### Given request
Format each line of the listing, from the line containing "List every element" up to and including the line containing "y-tick-label: 0 <box>78 301 90 326</box>", as a JSON list of strings with one string per line and no blank lines.

⟨

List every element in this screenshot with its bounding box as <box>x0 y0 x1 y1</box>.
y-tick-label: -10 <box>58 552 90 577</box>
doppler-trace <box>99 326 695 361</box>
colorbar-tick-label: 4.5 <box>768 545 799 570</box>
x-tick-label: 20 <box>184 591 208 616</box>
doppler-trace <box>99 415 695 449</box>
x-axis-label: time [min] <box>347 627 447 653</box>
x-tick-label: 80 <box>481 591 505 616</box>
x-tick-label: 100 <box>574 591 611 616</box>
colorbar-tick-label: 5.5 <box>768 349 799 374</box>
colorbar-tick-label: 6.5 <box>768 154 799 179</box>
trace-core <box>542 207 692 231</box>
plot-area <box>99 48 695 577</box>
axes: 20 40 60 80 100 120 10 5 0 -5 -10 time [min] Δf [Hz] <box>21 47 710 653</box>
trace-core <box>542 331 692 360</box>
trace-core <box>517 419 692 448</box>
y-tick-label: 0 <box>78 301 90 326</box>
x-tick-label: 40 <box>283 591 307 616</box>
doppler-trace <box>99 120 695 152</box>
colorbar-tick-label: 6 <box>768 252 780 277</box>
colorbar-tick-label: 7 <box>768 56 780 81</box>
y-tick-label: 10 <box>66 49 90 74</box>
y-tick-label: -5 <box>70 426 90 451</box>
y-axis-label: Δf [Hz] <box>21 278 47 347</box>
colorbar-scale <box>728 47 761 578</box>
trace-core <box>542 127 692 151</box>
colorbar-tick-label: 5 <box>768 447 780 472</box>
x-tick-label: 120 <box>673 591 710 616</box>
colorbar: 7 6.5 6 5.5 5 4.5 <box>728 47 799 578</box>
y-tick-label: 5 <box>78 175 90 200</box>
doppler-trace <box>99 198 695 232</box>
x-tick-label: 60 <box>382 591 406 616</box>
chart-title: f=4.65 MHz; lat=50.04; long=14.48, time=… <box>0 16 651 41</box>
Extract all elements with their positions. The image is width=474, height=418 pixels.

⟩
⟨

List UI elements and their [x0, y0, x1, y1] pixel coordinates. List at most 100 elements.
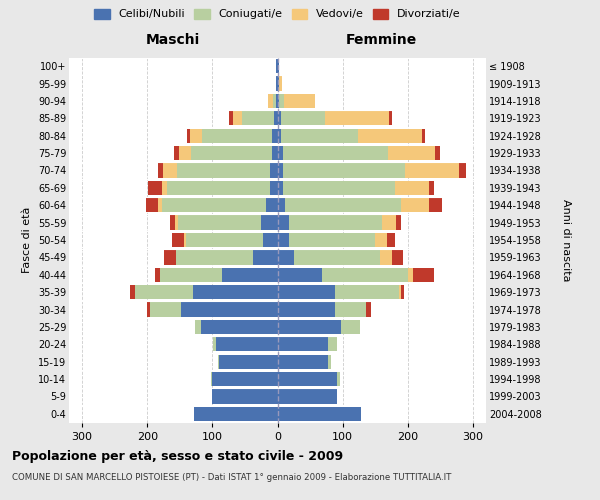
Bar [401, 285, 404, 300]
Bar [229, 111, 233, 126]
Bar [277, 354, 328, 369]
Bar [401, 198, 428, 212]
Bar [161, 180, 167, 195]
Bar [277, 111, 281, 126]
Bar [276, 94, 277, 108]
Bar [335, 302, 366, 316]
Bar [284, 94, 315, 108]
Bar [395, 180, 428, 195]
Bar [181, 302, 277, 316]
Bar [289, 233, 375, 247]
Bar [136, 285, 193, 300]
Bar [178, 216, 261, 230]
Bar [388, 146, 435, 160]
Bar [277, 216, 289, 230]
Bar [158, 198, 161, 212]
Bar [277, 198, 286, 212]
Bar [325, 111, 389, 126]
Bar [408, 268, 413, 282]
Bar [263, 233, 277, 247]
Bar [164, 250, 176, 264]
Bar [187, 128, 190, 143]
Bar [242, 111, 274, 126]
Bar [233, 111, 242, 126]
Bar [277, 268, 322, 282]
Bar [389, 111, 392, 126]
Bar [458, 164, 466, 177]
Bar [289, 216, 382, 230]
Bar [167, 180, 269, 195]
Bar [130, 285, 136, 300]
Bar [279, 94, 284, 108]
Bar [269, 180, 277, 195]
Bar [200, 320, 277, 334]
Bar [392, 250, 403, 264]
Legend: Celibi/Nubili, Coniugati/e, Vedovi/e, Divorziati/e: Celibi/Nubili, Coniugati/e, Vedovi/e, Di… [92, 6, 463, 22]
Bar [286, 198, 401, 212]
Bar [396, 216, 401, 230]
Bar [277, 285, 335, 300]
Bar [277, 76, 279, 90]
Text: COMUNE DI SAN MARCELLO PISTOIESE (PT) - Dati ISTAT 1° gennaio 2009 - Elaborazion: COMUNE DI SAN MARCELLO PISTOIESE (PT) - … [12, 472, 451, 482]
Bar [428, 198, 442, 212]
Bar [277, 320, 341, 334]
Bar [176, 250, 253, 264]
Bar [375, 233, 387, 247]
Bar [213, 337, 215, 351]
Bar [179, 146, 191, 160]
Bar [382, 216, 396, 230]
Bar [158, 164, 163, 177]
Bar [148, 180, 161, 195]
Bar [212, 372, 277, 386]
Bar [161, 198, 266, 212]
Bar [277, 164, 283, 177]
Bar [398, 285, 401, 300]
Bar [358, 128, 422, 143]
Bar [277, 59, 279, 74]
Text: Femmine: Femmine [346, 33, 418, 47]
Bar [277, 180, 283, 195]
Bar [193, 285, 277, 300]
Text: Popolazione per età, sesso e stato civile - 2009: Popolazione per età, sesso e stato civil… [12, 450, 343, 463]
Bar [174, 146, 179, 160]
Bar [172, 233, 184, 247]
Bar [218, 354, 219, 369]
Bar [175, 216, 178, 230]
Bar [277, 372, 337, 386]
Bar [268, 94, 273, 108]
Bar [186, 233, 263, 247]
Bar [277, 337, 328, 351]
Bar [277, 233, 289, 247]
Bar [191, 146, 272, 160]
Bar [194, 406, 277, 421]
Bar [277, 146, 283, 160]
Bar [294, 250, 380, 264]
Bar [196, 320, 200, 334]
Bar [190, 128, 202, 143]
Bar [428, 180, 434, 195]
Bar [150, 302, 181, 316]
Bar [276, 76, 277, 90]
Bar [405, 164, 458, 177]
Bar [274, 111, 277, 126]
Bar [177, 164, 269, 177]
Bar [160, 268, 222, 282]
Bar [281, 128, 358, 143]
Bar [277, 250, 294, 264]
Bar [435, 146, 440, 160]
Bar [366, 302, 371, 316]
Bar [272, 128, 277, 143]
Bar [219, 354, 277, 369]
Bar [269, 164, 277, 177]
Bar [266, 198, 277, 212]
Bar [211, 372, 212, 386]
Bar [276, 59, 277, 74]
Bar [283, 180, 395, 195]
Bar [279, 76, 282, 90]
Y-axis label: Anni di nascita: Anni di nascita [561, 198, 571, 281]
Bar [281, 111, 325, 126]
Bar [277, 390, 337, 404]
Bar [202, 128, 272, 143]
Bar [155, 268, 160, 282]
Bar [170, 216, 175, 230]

⟩

### Output of the task
[
  "List every element in this screenshot with its bounding box as <box>x0 y0 x1 y1</box>.",
  "y-tick-label: -10 <box>58 552 90 577</box>",
  "doppler-trace <box>99 326 695 361</box>",
  "colorbar-tick-label: 4.5 <box>768 545 799 570</box>",
  "x-tick-label: 20 <box>184 591 208 616</box>",
  "doppler-trace <box>99 415 695 449</box>",
  "x-axis-label: time [min] <box>347 627 447 653</box>",
  "x-tick-label: 80 <box>481 591 505 616</box>",
  "x-tick-label: 100 <box>574 591 611 616</box>",
  "colorbar-tick-label: 5.5 <box>768 349 799 374</box>",
  "colorbar-tick-label: 6.5 <box>768 154 799 179</box>",
  "trace-core <box>542 207 692 231</box>",
  "plot-area <box>99 48 695 577</box>",
  "axes: 20 40 60 80 100 120 10 5 0 -5 -10 time [min] Δf [Hz] <box>21 47 710 653</box>",
  "trace-core <box>542 331 692 360</box>",
  "trace-core <box>517 419 692 448</box>",
  "y-tick-label: 0 <box>78 301 90 326</box>"
]